• **ANGEZEIGTER TEXT**
# # # # #

# taz.de -- Neue schottisch-nordirische Verbindung: Viel Rummel um Tunnel
       
       > Großbritanniens Premier Johnson will zwischen Schottland und Nordirland
       > eine Verbindung bauen. Die nordirische Verkehrsministerin widerspricht.
       
 (IMG) Bild: Fähre in Nordirland: Ein Tunnel nach Schottland würde die Reisezeit kaum verkürzen
       
       DUBLIN taz | Boris Johnson will nicht als Totengräber des Vereinigten
       Königreichs in die Geschichte eingehen. Deshalb will der Premierminister
       die vier Länder, die er regiert, verkehrstechnisch besser verbinden lassen.
       Und Nordirland soll näher ans britische Mutterland rücken – mithilfe eines
       Tunnels, den Johnson zwischen Schottland und Nordirland graben lassen will.
       
       Peter Hendy, der Vorsitzende von Network Rail, der das britische
       Schienennetz gehört, will noch vor Monatsende einen Zwischenbericht über
       die Machbarkeit des Projekts vorlegen. Sollte der Bericht wie erwartet
       positiv ausfallen, wird eine formale Durchführbarkeitsstudie in Auftrag
       gegeben.
       
       Ursprünglich hatte Johnson eine Brücke zwischen dem schottischen Stranraer
       und dem nordirischen Larne vorgeschlagen. Die Idee wurde wegen der starken
       Winde fallen gelassen. Eine Untersuchung kam zu dem Ergebnis, dass die
       Brücke an hundert Tagen im Jahr gesperrt werden müsste.
       
       Stattdessen soll nun „Borisʼ Erdloch“ kommen, wie der geplante Tunnel
       geringschätzig genannt wird. Er wäre gut 40 Kilometer lang, also rund 10
       Kilometer kürzer als der Kanaltunnel, der das Vorbild ist. An die damaligen
       Probleme wegen Verzögerungen und Kostenexplosion erinnert man sich in
       [1][Großbritannien] noch gut. So gibt es für den Nordirland-Tunnel bisher
       weder einen offiziellen Zeitplan noch einen Kostenvoranschlag. Experten
       schätzen, dass er bis zu 20 Milliarden Pfund kosten könnte.
       
       ## Skepsis in Nordirland und Schottland
       
       Es könnte sogar noch teurer werden, da man nicht den kürzesten Weg nehmen
       kann. Der führt nämlich durch den 300 Meter tiefen Beaufort-Graben rund 10
       Kilometer vor der schottischen Küste. Dort lagern weit über eine Million
       Tonnen Waffen und Chemikalien aus dem Zweiten Weltkrieg. Die britische
       Armee hatte das Zeug nach Kriegsende einfach ins Meer geschmissen. Ab und
       zu wird Kriegsgerät an die schottischen und nordirischen Strände gespült.
       
       Der viktorianische Eisenbahn-Ingenieur James Barton hatte schon vor 120
       Jahren diese Tunnel-Idee. Er ließ um 1900 Probebohrungen in Larne
       durchführen. Aber die Idee wurde verworfen – zu schwierig, zu teuer.
       Dasselbe Schicksal könnte Johnsons Tunnel widerfahren.

# # # # #

• **BEREITGESTELLTE DATEN**
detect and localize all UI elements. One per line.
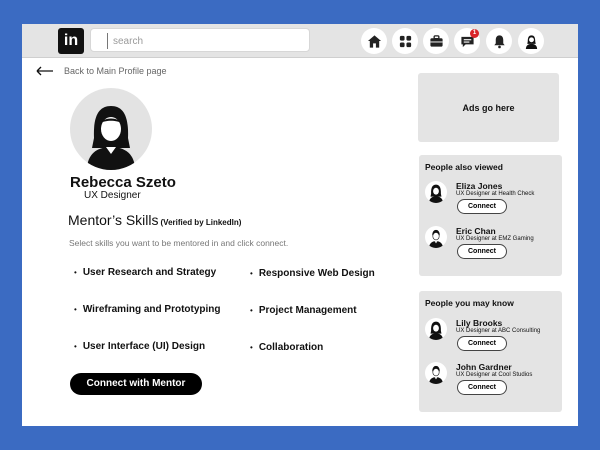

# # # # #

• **AUFGABENSTELLUNG**
Übernimm aus dem Artikel über den geplanten Tunnel zwischen Schottland und Nordirland wortgetreu die Passage von „## Skepsis in“ bis einschließlich „schwierig, zu teuer.“. Für die Bearbeitung zählt allein der Text.

• **ERGEBNIS**
## Skepsis in Nordirland und Schottland
       
       Es könnte sogar noch teurer werden, da man nicht den kürzesten Weg nehmen
       kann. Der führt nämlich durch den 300 Meter tiefen Beaufort-Graben rund 10
       Kilometer vor der schottischen Küste. Dort lagern weit über eine Million
       Tonnen Waffen und Chemikalien aus dem Zweiten Weltkrieg. Die britische
       Armee hatte das Zeug nach Kriegsende einfach ins Meer geschmissen. Ab und
       zu wird Kriegsgerät an die schottischen und nordirischen Strände gespült.
       
       Der viktorianische Eisenbahn-Ingenieur James Barton hatte schon vor 120
       Jahren diese Tunnel-Idee. Er ließ um 1900 Probebohrungen in Larne
       durchführen. Aber die Idee wurde verworfen – zu schwierig, zu teuer.